_GIVEN TASK_. Within the listing below, locate all lines containing the word "this". Copy each one.

(Dataset entries on figures)
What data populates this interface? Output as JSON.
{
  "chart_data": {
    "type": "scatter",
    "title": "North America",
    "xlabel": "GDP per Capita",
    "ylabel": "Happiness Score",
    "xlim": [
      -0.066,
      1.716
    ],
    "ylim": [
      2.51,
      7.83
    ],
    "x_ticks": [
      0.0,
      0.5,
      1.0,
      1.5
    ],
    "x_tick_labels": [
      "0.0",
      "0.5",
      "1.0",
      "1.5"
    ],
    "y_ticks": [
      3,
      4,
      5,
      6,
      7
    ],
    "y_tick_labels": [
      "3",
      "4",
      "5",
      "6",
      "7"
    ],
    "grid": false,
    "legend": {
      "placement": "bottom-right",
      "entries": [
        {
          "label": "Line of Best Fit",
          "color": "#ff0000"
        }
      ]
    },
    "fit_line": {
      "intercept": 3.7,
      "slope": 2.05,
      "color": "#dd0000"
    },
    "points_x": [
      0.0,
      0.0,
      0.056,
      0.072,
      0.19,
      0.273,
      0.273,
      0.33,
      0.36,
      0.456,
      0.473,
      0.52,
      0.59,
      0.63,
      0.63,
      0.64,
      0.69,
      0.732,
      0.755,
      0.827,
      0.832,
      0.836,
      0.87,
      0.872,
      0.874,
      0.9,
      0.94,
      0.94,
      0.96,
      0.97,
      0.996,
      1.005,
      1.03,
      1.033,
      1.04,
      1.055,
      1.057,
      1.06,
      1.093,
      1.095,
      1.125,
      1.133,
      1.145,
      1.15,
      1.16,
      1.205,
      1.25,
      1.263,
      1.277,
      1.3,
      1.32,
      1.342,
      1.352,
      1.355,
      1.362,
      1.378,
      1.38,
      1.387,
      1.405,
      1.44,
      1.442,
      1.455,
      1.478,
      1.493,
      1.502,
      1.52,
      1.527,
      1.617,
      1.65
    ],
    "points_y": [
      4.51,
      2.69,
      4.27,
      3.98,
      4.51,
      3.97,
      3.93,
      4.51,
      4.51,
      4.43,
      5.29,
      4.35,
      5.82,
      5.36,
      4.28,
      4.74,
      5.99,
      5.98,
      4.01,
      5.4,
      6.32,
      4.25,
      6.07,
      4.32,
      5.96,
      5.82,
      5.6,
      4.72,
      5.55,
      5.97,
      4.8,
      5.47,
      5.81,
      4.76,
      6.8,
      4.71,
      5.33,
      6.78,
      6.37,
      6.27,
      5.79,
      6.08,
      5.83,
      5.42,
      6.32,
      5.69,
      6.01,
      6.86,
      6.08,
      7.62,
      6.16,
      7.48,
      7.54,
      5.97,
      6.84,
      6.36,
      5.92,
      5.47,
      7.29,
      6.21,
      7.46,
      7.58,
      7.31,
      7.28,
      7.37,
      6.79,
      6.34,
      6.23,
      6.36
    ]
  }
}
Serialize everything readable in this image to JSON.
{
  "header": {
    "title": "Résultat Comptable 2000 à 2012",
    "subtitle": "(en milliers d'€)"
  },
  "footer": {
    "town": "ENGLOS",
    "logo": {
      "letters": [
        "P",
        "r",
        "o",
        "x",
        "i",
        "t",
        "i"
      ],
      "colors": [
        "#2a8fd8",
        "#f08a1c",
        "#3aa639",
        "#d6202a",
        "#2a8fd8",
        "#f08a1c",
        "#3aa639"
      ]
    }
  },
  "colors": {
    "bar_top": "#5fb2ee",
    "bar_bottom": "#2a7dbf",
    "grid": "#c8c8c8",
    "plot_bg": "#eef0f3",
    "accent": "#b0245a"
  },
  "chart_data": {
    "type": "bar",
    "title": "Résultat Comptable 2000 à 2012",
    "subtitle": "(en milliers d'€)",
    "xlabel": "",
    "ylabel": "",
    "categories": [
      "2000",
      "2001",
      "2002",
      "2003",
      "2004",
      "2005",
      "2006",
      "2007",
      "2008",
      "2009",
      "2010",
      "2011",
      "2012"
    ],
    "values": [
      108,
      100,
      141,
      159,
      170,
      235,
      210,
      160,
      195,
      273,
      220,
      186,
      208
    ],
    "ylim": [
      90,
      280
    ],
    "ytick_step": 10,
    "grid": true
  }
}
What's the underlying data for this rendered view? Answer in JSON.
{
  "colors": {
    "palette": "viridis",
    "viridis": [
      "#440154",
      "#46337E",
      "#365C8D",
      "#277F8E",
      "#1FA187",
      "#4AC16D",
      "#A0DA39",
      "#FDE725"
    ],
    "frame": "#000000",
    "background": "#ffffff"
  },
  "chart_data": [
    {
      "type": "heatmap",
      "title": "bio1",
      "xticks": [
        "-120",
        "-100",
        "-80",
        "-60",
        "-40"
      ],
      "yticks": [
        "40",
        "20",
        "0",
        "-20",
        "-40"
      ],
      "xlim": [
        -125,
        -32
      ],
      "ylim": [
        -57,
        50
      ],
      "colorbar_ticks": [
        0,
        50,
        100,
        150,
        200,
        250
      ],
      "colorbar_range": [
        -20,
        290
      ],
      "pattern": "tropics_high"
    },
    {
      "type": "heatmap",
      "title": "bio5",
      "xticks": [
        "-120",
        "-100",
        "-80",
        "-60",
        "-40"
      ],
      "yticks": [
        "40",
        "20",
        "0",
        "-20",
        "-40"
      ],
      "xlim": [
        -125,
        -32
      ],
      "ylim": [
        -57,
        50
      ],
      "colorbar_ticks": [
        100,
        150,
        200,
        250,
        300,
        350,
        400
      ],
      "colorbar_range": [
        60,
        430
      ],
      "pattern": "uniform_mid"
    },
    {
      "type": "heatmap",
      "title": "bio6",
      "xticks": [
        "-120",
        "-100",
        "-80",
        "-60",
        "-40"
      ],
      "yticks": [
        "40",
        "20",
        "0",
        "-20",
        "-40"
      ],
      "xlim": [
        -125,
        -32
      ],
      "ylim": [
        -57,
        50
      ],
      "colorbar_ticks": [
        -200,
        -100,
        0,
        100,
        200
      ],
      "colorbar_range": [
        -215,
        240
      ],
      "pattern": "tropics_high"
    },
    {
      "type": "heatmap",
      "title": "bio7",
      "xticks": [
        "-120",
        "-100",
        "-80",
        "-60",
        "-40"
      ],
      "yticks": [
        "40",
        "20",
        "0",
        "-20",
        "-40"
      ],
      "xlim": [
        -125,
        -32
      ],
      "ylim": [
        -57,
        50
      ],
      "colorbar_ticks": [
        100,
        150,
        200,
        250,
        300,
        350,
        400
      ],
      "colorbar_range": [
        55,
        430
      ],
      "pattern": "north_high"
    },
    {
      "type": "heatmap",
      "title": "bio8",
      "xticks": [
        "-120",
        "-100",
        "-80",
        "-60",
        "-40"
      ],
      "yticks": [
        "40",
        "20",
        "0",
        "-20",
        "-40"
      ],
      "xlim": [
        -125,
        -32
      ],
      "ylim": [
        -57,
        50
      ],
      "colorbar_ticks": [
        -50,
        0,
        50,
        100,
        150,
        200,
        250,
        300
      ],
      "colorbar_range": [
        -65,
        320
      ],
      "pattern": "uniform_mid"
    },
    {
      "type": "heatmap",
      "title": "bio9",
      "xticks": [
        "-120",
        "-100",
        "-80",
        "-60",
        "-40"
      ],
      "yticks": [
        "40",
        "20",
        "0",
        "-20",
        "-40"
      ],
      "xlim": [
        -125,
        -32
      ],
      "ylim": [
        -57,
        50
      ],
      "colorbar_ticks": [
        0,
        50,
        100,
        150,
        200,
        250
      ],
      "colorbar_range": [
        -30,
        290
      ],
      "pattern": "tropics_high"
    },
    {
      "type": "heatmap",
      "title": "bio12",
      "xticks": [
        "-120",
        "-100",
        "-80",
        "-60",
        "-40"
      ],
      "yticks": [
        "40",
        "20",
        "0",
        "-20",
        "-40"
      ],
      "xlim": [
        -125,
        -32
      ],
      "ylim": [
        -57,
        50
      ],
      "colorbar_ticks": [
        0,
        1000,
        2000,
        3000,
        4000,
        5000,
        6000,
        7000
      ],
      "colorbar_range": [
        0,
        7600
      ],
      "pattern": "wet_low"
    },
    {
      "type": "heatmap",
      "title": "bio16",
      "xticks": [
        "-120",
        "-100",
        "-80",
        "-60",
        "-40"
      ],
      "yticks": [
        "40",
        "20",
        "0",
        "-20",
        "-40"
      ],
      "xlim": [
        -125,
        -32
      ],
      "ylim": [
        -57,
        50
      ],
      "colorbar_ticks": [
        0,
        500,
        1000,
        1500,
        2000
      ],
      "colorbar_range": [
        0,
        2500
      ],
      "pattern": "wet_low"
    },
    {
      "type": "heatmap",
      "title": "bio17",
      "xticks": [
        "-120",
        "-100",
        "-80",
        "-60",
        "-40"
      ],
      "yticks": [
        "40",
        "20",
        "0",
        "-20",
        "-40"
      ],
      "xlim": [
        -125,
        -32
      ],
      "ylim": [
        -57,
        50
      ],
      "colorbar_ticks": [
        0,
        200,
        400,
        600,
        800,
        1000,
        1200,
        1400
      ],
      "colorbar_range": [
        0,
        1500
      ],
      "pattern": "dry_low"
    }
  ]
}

_RESPONSE TO THE EXERCISE_.
What data populates this interface? Output as JSON.
Serialize everything readable in this image to JSON.
What's the underlying data for this rendered view? Answer in JSON.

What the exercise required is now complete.